--- Start DATA FOR PROCESSING ---
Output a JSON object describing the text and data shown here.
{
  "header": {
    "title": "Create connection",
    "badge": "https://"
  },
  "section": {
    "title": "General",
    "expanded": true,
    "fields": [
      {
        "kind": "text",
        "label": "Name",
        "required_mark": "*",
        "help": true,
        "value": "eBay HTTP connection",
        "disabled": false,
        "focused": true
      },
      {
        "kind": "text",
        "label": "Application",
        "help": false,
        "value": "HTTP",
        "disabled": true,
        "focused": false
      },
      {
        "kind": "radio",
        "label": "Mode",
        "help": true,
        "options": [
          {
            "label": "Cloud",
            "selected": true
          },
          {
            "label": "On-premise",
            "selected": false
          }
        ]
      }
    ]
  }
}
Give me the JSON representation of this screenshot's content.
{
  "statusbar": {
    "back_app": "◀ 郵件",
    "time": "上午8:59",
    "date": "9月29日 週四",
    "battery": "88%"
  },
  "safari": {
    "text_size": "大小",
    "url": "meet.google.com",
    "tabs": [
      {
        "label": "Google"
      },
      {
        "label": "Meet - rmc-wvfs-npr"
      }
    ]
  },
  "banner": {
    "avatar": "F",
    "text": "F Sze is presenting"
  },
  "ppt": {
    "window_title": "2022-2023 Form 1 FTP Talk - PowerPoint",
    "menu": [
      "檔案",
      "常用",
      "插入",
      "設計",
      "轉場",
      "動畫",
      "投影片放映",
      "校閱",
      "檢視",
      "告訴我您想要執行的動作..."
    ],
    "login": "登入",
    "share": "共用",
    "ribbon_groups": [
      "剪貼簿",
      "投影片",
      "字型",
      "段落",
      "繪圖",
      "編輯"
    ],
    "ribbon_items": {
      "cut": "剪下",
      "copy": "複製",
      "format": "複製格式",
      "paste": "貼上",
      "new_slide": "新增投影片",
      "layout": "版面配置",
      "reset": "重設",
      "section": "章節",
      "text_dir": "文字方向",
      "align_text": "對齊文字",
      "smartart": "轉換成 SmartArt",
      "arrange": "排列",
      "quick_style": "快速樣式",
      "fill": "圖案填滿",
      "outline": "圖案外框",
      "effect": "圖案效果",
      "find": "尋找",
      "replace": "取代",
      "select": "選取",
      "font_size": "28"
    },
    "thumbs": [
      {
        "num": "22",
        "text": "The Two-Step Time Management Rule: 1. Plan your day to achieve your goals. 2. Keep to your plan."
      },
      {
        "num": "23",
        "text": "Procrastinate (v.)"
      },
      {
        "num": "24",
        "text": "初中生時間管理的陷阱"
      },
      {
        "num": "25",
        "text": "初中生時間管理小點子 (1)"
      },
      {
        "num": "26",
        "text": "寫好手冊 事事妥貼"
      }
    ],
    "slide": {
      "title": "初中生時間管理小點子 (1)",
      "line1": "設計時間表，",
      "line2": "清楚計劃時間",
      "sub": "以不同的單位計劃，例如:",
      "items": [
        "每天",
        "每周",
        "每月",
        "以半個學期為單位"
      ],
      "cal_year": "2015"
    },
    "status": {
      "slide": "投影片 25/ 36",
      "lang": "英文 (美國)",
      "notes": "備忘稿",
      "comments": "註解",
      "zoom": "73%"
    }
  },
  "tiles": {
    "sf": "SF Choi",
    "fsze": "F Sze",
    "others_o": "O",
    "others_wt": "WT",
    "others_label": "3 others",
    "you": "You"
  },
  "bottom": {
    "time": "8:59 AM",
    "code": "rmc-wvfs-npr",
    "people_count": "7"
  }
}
--- End DATA FOR PROCESSING ---
* **PROBLEM DESCRIPTION**
Extract every entry above as it appears.

* **FULL RESPONSE**
Output a JSON object describing the text and data shown here.
{
  "header": {
    "title": "Create connection",
    "badge": "https://"
  },
  "section": {
    "title": "General",
    "expanded": true,
    "fields": [
      {
        "kind": "text",
        "label": "Name",
        "required_mark": "*",
        "help": true,
        "value": "eBay HTTP connection",
        "disabled": false,
        "focused": true
      },
      {
        "kind": "text",
        "label": "Application",
        "help": false,
        "value": "HTTP",
        "disabled": true,
        "focused": false
      },
      {
        "kind": "radio",
        "label": "Mode",
        "help": true,
        "options": [
          {
            "label": "Cloud",
            "selected": true
          },
          {
            "label": "On-premise",
            "selected": false
          }
        ]
      }
    ]
  }
}
Give me the JSON representation of this screenshot's content.
{
  "statusbar": {
    "back_app": "◀ 郵件",
    "time": "上午8:59",
    "date": "9月29日 週四",
    "battery": "88%"
  },
  "safari": {
    "text_size": "大小",
    "url": "meet.google.com",
    "tabs": [
      {
        "label": "Google"
      },
      {
        "label": "Meet - rmc-wvfs-npr"
      }
    ]
  },
  "banner": {
    "avatar": "F",
    "text": "F Sze is presenting"
  },
  "ppt": {
    "window_title": "2022-2023 Form 1 FTP Talk - PowerPoint",
    "menu": [
      "檔案",
      "常用",
      "插入",
      "設計",
      "轉場",
      "動畫",
      "投影片放映",
      "校閱",
      "檢視",
      "告訴我您想要執行的動作..."
    ],
    "login": "登入",
    "share": "共用",
    "ribbon_groups": [
      "剪貼簿",
      "投影片",
      "字型",
      "段落",
      "繪圖",
      "編輯"
    ],
    "ribbon_items": {
      "cut": "剪下",
      "copy": "複製",
      "format": "複製格式",
      "paste": "貼上",
      "new_slide": "新增投影片",
      "layout": "版面配置",
      "reset": "重設",
      "section": "章節",
      "text_dir": "文字方向",
      "align_text": "對齊文字",
      "smartart": "轉換成 SmartArt",
      "arrange": "排列",
      "quick_style": "快速樣式",
      "fill": "圖案填滿",
      "outline": "圖案外框",
      "effect": "圖案效果",
      "find": "尋找",
      "replace": "取代",
      "select": "選取",
      "font_size": "28"
    },
    "thumbs": [
      {
        "num": "22",
        "text": "The Two-Step Time Management Rule: 1. Plan your day to achieve your goals. 2. Keep to your plan."
      },
      {
        "num": "23",
        "text": "Procrastinate (v.)"
      },
      {
        "num": "24",
        "text": "初中生時間管理的陷阱"
      },
      {
        "num": "25",
        "text": "初中生時間管理小點子 (1)"
      },
      {
        "num": "26",
        "text": "寫好手冊 事事妥貼"
      }
    ],
    "slide": {
      "title": "初中生時間管理小點子 (1)",
      "line1": "設計時間表，",
      "line2": "清楚計劃時間",
      "sub": "以不同的單位計劃，例如:",
      "items": [
        "每天",
        "每周",
        "每月",
        "以半個學期為單位"
      ],
      "cal_year": "2015"
    },
    "status": {
      "slide": "投影片 25/ 36",
      "lang": "英文 (美國)",
      "notes": "備忘稿",
      "comments": "註解",
      "zoom": "73%"
    }
  },
  "tiles": {
    "sf": "SF Choi",
    "fsze": "F Sze",
    "others_o": "O",
    "others_wt": "WT",
    "others_label": "3 others",
    "you": "You"
  },
  "bottom": {
    "time": "8:59 AM",
    "code": "rmc-wvfs-npr",
    "people_count": "7"
  }
}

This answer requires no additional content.